__RAW DATA__.
==========

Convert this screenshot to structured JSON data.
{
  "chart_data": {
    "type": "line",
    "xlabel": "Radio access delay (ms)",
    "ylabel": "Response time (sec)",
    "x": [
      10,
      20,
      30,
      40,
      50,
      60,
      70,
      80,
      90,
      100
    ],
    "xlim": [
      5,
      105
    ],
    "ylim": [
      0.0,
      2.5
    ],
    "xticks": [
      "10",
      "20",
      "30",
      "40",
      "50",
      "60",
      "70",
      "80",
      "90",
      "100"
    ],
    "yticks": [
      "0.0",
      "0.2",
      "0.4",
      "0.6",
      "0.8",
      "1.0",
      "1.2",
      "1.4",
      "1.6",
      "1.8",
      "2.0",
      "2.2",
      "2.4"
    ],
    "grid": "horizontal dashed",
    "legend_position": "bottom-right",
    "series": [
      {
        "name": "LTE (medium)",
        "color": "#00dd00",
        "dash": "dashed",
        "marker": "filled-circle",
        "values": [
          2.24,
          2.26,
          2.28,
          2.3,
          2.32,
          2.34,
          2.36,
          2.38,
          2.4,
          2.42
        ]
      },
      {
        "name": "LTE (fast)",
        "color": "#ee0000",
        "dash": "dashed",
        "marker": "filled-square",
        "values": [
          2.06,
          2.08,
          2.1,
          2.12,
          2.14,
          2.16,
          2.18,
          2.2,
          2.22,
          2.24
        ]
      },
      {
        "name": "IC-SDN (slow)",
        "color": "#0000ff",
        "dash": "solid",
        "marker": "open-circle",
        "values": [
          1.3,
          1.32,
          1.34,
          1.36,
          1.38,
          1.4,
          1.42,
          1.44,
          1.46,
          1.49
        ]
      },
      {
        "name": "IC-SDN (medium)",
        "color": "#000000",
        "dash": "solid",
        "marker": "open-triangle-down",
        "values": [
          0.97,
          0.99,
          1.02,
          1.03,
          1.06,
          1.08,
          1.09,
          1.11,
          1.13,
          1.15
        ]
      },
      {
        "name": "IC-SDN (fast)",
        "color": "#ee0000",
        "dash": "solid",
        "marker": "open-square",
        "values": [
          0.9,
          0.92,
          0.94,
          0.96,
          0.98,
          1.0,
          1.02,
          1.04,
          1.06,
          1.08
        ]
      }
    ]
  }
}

==========

__WRITTEN TASK__. Review the preceding data and report every line that includes the string "circle".

__FINISHED TASK__.
        "marker": "filled-circle",
        "marker": "open-circle",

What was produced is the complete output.